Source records
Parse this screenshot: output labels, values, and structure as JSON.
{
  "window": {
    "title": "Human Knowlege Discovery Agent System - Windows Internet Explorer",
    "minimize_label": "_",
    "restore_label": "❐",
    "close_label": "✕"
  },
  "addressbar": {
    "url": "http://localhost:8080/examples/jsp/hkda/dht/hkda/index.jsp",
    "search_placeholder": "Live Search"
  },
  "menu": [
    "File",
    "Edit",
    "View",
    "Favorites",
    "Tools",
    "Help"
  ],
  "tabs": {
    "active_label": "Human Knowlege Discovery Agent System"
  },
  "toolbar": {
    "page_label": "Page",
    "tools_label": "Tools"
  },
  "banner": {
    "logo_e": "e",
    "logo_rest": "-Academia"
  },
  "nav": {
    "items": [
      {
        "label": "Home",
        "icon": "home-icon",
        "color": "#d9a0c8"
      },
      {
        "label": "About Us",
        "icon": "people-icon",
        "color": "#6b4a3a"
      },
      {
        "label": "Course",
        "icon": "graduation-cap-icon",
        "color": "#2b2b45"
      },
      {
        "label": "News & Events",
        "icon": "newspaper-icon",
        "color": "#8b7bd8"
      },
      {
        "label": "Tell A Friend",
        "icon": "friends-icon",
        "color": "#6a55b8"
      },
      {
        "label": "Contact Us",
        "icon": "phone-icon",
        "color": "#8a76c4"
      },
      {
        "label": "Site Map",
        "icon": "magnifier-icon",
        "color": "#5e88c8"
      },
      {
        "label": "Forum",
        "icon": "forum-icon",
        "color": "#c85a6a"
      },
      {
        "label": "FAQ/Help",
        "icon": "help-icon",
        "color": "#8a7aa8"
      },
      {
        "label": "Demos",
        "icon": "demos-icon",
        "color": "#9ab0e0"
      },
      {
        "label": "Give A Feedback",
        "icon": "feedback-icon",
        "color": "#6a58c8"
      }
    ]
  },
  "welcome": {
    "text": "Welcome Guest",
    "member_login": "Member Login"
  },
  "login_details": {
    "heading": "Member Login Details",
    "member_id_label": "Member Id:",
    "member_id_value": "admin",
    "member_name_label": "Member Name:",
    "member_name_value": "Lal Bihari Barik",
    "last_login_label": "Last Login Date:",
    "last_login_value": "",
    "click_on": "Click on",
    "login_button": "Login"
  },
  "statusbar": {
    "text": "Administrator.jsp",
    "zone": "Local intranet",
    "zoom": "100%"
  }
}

### [DIRECTION]
Can you give every line above again, exactly as written?

### [SOLUTION]
Parse this screenshot: output labels, values, and structure as JSON.
{
  "window": {
    "title": "Human Knowlege Discovery Agent System - Windows Internet Explorer",
    "minimize_label": "_",
    "restore_label": "❐",
    "close_label": "✕"
  },
  "addressbar": {
    "url": "http://localhost:8080/examples/jsp/hkda/dht/hkda/index.jsp",
    "search_placeholder": "Live Search"
  },
  "menu": [
    "File",
    "Edit",
    "View",
    "Favorites",
    "Tools",
    "Help"
  ],
  "tabs": {
    "active_label": "Human Knowlege Discovery Agent System"
  },
  "toolbar": {
    "page_label": "Page",
    "tools_label": "Tools"
  },
  "banner": {
    "logo_e": "e",
    "logo_rest": "-Academia"
  },
  "nav": {
    "items": [
      {
        "label": "Home",
        "icon": "home-icon",
        "color": "#d9a0c8"
      },
      {
        "label": "About Us",
        "icon": "people-icon",
        "color": "#6b4a3a"
      },
      {
        "label": "Course",
        "icon": "graduation-cap-icon",
        "color": "#2b2b45"
      },
      {
        "label": "News & Events",
        "icon": "newspaper-icon",
        "color": "#8b7bd8"
      },
      {
        "label": "Tell A Friend",
        "icon": "friends-icon",
        "color": "#6a55b8"
      },
      {
        "label": "Contact Us",
        "icon": "phone-icon",
        "color": "#8a76c4"
      },
      {
        "label": "Site Map",
        "icon": "magnifier-icon",
        "color": "#5e88c8"
      },
      {
        "label": "Forum",
        "icon": "forum-icon",
        "color": "#c85a6a"
      },
      {
        "label": "FAQ/Help",
        "icon": "help-icon",
        "color": "#8a7aa8"
      },
      {
        "label": "Demos",
        "icon": "demos-icon",
        "color": "#9ab0e0"
      },
      {
        "label": "Give A Feedback",
        "icon": "feedback-icon",
        "color": "#6a58c8"
      }
    ]
  },
  "welcome": {
    "text": "Welcome Guest",
    "member_login": "Member Login"
  },
  "login_details": {
    "heading": "Member Login Details",
    "member_id_label": "Member Id:",
    "member_id_value": "admin",
    "member_name_label": "Member Name:",
    "member_name_value": "Lal Bihari Barik",
    "last_login_label": "Last Login Date:",
    "last_login_value": "",
    "click_on": "Click on",
    "login_button": "Login"
  },
  "statusbar": {
    "text": "Administrator.jsp",
    "zone": "Local intranet",
    "zoom": "100%"
  }
}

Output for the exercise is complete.